____ RECORDS PROVIDED
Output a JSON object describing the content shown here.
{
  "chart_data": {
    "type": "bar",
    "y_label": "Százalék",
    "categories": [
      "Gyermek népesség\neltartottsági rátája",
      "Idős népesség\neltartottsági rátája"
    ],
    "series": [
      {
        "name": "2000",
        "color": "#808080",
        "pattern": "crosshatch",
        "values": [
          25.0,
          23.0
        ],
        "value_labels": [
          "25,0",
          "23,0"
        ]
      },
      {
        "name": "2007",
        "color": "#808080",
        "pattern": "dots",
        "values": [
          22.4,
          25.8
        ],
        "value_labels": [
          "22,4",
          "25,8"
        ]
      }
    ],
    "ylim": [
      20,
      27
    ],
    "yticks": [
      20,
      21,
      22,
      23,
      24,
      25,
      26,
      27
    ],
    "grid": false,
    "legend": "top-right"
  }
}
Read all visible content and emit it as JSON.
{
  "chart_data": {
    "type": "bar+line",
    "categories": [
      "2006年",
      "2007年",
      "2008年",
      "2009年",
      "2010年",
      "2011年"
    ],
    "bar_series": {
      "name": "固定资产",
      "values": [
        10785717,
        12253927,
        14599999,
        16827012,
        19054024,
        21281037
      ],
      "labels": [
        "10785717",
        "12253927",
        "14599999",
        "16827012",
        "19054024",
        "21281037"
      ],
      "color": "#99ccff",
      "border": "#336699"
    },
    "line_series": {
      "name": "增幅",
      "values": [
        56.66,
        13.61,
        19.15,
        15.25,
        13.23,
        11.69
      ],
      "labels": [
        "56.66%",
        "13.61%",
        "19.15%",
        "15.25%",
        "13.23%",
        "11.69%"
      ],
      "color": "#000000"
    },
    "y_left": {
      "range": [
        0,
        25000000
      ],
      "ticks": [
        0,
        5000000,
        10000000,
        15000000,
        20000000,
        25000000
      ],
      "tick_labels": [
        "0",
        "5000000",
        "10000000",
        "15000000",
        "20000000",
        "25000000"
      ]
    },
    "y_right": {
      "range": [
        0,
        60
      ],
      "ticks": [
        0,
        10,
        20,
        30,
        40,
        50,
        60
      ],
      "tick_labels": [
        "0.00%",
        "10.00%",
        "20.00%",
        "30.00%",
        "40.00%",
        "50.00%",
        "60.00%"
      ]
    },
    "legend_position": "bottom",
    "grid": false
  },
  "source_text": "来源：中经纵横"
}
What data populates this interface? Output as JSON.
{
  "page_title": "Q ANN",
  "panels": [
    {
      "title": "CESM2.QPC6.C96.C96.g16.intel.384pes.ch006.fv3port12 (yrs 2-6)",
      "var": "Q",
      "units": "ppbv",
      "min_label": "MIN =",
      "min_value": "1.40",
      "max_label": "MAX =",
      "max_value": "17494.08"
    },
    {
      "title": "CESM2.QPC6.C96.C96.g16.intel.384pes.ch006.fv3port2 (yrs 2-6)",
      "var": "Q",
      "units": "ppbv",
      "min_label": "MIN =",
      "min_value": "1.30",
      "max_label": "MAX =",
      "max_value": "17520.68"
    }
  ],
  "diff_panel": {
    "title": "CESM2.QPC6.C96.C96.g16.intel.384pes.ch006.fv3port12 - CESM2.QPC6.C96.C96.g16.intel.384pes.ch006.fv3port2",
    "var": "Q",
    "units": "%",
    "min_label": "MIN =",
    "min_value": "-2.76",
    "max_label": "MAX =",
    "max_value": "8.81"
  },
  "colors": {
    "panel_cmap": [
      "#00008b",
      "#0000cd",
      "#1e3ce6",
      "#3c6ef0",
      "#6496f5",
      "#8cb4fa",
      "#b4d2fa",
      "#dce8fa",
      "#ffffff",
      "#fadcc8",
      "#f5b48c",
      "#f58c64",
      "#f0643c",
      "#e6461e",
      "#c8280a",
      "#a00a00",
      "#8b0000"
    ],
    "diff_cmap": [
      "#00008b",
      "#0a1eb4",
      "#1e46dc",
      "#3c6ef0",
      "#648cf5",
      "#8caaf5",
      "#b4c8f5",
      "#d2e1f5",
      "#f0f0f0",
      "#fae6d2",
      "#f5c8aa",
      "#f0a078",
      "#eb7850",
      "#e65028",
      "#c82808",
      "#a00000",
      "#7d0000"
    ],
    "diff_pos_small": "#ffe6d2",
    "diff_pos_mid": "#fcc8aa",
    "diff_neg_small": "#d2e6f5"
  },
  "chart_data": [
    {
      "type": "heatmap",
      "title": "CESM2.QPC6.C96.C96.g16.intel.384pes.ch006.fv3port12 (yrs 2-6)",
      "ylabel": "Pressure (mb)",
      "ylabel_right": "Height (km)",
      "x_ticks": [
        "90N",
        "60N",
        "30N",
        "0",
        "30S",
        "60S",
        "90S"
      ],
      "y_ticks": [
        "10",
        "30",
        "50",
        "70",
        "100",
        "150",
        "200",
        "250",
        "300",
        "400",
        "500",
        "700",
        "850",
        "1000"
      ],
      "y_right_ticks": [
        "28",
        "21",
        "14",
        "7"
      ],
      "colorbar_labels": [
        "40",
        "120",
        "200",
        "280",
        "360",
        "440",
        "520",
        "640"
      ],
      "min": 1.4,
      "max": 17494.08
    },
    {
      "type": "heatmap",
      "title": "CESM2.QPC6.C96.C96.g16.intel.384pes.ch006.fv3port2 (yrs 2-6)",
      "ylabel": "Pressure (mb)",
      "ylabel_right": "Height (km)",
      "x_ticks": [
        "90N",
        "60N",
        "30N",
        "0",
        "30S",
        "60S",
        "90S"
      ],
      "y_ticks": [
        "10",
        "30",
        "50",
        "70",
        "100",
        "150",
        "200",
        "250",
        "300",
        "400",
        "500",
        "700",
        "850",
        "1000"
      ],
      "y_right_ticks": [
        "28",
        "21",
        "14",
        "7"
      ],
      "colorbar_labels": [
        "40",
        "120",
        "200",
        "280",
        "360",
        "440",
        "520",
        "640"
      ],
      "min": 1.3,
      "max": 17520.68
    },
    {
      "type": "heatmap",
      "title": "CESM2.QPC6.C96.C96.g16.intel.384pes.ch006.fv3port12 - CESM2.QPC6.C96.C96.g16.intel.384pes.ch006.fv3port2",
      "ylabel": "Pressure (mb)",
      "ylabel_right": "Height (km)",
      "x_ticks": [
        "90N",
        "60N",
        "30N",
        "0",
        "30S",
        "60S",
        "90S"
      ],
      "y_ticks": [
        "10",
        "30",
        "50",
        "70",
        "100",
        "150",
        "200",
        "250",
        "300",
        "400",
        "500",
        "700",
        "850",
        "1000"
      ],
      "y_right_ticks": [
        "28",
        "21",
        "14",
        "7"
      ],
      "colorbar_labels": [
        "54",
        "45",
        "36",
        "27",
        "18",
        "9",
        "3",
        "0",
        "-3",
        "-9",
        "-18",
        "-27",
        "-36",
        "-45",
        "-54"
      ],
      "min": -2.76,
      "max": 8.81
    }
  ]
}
________
Copy each line of the preceding data that contains the string "Output".

EXERCISE RESULT
Output a JSON object describing the content shown here.
What data populates this interface? Output as JSON.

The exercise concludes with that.